» **What this task involves**
Reproduce every one of the items below word for word, keeping each line unchanged.

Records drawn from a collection
--------------------------------------------------

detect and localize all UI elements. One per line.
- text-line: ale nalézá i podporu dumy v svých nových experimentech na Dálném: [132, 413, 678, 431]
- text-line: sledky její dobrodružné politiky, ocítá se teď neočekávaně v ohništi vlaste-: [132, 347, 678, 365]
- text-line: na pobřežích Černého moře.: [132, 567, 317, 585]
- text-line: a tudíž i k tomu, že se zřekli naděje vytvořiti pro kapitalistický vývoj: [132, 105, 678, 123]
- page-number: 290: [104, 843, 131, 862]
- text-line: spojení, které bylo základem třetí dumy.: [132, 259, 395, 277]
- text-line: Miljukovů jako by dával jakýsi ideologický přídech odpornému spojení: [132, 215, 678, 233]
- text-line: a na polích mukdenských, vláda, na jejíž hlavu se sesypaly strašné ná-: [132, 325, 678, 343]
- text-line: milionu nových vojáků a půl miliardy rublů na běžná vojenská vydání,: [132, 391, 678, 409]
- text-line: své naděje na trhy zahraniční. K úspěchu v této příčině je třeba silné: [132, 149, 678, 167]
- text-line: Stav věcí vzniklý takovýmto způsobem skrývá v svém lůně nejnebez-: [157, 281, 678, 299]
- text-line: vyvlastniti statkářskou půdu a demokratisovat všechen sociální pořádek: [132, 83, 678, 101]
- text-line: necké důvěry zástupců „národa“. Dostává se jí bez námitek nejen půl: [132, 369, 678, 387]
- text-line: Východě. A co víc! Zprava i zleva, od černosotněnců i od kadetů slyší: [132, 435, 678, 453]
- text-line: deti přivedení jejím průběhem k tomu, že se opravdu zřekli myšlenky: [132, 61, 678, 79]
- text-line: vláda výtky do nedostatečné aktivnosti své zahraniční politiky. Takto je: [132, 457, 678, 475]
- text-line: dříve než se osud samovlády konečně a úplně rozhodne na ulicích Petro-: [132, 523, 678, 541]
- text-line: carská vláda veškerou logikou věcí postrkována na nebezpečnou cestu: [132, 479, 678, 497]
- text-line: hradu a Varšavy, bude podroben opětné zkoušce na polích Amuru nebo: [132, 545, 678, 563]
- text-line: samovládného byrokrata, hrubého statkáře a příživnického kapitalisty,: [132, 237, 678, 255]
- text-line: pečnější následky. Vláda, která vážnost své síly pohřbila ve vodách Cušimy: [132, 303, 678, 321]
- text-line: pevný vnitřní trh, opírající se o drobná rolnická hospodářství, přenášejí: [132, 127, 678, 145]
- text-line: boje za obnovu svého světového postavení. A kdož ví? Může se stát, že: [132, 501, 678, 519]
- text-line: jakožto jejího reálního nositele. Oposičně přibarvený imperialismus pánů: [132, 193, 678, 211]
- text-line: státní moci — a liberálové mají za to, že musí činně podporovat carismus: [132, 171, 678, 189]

--------------------------------------------------

» **Response**
detect and localize all UI elements. One per line.
- text-line: ale nalézá i podporu dumy v svých nových experimentech na Dálném: [132, 413, 678, 431]
- text-line: sledky její dobrodružné politiky, ocítá se teď neočekávaně v ohništi vlaste-: [132, 347, 678, 365]
- text-line: na pobřežích Černého moře.: [132, 567, 317, 585]
- text-line: a tudíž i k tomu, že se zřekli naděje vytvořiti pro kapitalistický vývoj: [132, 105, 678, 123]
- page-number: 290: [104, 843, 131, 862]
- text-line: spojení, které bylo základem třetí dumy.: [132, 259, 395, 277]
- text-line: Miljukovů jako by dával jakýsi ideologický přídech odpornému spojení: [132, 215, 678, 233]
- text-line: a na polích mukdenských, vláda, na jejíž hlavu se sesypaly strašné ná-: [132, 325, 678, 343]
- text-line: milionu nových vojáků a půl miliardy rublů na běžná vojenská vydání,: [132, 391, 678, 409]
- text-line: své naděje na trhy zahraniční. K úspěchu v této příčině je třeba silné: [132, 149, 678, 167]
- text-line: Stav věcí vzniklý takovýmto způsobem skrývá v svém lůně nejnebez-: [157, 281, 678, 299]
- text-line: vyvlastniti statkářskou půdu a demokratisovat všechen sociální pořádek: [132, 83, 678, 101]
- text-line: necké důvěry zástupců „národa“. Dostává se jí bez námitek nejen půl: [132, 369, 678, 387]
- text-line: Východě. A co víc! Zprava i zleva, od černosotněnců i od kadetů slyší: [132, 435, 678, 453]
- text-line: deti přivedení jejím průběhem k tomu, že se opravdu zřekli myšlenky: [132, 61, 678, 79]
- text-line: vláda výtky do nedostatečné aktivnosti své zahraniční politiky. Takto je: [132, 457, 678, 475]
- text-line: dříve než se osud samovlády konečně a úplně rozhodne na ulicích Petro-: [132, 523, 678, 541]
- text-line: carská vláda veškerou logikou věcí postrkována na nebezpečnou cestu: [132, 479, 678, 497]
- text-line: hradu a Varšavy, bude podroben opětné zkoušce na polích Amuru nebo: [132, 545, 678, 563]
- text-line: samovládného byrokrata, hrubého statkáře a příživnického kapitalisty,: [132, 237, 678, 255]
- text-line: pečnější následky. Vláda, která vážnost své síly pohřbila ve vodách Cušimy: [132, 303, 678, 321]
- text-line: pevný vnitřní trh, opírající se o drobná rolnická hospodářství, přenášejí: [132, 127, 678, 145]
- text-line: boje za obnovu svého světového postavení. A kdož ví? Může se stát, že: [132, 501, 678, 519]
- text-line: jakožto jejího reálního nositele. Oposičně přibarvený imperialismus pánů: [132, 193, 678, 211]
- text-line: státní moci — a liberálové mají za to, že musí činně podporovat carismus: [132, 171, 678, 189]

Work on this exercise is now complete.